▶ **Input rows**
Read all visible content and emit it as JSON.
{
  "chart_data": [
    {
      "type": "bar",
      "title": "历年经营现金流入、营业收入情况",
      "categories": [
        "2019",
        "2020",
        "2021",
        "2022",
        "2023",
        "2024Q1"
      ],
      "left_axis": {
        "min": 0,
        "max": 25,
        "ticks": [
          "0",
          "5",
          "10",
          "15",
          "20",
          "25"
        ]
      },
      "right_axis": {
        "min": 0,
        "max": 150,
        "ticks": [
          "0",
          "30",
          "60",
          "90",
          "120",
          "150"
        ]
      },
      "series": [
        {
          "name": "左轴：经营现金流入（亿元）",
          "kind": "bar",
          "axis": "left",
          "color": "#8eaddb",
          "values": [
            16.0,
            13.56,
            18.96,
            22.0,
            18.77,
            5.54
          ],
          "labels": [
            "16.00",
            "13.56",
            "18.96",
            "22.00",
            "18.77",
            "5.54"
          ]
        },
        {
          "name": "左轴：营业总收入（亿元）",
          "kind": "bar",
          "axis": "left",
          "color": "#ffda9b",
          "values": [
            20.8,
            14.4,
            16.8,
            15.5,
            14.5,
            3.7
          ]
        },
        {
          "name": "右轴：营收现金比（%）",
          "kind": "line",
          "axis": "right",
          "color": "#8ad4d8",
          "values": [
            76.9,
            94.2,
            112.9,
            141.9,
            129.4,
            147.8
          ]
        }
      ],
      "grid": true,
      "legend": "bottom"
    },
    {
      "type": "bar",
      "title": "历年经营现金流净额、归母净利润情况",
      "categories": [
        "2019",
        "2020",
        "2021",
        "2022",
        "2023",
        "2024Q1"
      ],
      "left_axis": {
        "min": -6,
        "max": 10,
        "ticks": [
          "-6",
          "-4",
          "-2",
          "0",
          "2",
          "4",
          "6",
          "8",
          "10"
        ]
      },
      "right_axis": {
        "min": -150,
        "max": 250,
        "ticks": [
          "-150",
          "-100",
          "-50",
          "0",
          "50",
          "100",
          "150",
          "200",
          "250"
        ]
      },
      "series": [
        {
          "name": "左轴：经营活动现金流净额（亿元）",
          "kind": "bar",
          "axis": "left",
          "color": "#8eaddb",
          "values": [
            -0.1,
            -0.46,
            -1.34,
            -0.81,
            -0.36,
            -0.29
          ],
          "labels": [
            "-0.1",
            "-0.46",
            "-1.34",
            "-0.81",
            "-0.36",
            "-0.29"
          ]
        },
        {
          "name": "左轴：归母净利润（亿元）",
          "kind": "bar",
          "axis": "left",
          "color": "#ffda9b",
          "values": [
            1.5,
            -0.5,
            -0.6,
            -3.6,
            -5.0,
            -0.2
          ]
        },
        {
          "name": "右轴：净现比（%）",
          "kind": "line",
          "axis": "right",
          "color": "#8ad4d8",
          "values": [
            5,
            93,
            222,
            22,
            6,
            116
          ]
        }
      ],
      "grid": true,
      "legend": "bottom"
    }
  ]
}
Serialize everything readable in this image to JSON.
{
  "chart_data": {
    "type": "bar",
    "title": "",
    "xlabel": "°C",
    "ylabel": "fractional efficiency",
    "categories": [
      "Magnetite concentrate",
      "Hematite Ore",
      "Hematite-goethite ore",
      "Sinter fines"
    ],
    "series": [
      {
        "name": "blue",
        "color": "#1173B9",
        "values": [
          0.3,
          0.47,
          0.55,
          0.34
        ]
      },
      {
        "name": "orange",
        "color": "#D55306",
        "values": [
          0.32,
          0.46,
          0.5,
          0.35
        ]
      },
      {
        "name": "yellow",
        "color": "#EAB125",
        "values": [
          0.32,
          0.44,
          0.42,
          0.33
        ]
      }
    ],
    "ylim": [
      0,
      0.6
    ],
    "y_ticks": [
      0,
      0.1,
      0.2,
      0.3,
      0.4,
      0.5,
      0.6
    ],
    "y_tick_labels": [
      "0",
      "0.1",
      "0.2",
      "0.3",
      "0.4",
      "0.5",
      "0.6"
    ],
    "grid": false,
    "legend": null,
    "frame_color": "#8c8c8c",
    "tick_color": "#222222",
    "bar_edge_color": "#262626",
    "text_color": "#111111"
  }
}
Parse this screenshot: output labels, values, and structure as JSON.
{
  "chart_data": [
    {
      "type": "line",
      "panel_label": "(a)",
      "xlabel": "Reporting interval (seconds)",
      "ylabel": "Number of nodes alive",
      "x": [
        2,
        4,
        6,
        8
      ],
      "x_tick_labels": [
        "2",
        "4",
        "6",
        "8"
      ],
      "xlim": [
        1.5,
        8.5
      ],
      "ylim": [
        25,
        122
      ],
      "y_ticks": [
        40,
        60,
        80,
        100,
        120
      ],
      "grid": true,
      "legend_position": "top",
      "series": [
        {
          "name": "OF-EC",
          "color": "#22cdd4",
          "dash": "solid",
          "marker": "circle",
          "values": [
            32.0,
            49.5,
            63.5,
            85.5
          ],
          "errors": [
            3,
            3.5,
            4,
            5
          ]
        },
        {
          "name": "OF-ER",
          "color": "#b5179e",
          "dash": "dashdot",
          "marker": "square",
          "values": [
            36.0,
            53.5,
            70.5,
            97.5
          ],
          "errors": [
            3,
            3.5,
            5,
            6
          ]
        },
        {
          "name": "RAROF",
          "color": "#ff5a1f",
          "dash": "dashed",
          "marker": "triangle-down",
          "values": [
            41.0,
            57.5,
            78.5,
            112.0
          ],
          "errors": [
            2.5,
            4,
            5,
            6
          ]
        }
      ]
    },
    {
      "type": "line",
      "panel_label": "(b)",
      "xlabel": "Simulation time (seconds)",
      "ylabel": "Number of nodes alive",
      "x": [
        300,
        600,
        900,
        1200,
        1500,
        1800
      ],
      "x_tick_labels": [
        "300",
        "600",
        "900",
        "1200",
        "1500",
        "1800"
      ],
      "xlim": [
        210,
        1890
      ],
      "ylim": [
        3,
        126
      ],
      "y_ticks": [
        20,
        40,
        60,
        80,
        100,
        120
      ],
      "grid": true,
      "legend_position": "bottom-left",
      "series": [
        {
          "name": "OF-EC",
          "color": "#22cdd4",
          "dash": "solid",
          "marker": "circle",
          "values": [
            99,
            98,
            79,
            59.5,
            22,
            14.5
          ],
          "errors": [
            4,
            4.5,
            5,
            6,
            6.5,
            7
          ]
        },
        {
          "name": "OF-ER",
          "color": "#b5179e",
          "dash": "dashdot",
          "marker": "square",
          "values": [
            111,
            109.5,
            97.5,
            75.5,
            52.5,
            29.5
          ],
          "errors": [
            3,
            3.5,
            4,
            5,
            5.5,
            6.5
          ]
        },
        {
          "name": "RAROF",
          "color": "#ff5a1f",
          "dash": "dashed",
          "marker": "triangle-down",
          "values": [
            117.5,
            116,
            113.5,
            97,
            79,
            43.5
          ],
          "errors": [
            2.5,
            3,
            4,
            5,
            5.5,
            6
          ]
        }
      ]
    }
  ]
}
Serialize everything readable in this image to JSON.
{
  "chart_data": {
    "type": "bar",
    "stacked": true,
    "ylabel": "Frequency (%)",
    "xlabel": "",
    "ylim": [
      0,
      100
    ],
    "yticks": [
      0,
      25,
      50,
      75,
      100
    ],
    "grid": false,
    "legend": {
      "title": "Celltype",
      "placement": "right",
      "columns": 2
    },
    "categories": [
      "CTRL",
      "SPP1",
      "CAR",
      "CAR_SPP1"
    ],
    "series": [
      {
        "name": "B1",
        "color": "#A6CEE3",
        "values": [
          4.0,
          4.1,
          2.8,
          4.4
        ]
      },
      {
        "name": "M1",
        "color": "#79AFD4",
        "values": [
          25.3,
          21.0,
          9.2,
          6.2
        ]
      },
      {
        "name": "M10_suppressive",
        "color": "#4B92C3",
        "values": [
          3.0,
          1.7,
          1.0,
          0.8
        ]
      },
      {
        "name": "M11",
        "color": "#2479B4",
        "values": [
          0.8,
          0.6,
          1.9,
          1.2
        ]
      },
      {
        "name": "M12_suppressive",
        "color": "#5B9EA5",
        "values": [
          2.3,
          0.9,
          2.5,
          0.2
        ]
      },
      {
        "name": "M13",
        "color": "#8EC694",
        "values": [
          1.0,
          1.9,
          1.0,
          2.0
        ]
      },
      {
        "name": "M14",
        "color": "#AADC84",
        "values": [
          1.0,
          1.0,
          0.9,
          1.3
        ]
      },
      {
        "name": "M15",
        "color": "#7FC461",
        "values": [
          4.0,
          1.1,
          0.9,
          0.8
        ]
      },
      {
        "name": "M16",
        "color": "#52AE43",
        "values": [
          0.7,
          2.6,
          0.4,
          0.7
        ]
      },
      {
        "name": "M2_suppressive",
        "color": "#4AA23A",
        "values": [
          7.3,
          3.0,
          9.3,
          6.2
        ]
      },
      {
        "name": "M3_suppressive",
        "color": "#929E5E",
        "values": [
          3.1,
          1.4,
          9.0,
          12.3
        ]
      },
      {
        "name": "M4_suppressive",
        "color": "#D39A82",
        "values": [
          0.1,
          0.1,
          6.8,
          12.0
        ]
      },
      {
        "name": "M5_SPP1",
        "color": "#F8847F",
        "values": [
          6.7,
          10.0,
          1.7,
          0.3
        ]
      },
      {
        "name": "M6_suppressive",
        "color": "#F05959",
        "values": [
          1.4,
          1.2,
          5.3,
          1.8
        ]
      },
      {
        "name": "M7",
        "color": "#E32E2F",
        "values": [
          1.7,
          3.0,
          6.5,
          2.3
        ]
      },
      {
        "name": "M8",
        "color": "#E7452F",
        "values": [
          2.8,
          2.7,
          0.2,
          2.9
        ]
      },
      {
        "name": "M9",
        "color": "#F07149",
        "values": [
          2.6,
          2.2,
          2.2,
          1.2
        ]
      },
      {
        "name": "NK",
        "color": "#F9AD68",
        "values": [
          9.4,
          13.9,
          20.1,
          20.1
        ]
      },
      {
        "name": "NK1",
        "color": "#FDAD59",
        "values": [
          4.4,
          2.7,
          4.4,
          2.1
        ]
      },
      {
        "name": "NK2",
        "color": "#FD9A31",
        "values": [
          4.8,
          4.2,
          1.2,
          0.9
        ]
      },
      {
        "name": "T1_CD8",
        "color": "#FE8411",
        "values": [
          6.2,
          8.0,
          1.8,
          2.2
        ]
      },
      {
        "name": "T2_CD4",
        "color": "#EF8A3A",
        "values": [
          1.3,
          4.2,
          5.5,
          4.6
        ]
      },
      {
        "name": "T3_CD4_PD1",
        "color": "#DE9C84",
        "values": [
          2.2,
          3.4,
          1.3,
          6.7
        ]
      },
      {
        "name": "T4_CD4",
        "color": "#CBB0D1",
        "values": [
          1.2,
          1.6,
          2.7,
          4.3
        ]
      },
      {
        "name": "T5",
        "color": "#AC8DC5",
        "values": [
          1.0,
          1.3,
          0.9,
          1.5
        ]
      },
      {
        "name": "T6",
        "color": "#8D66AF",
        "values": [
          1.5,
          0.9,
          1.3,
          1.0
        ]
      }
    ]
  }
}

▶ **Task brief**
Count the lines above that contain the word "seconds". Give only the number.

▶ **Answer to this problem**
2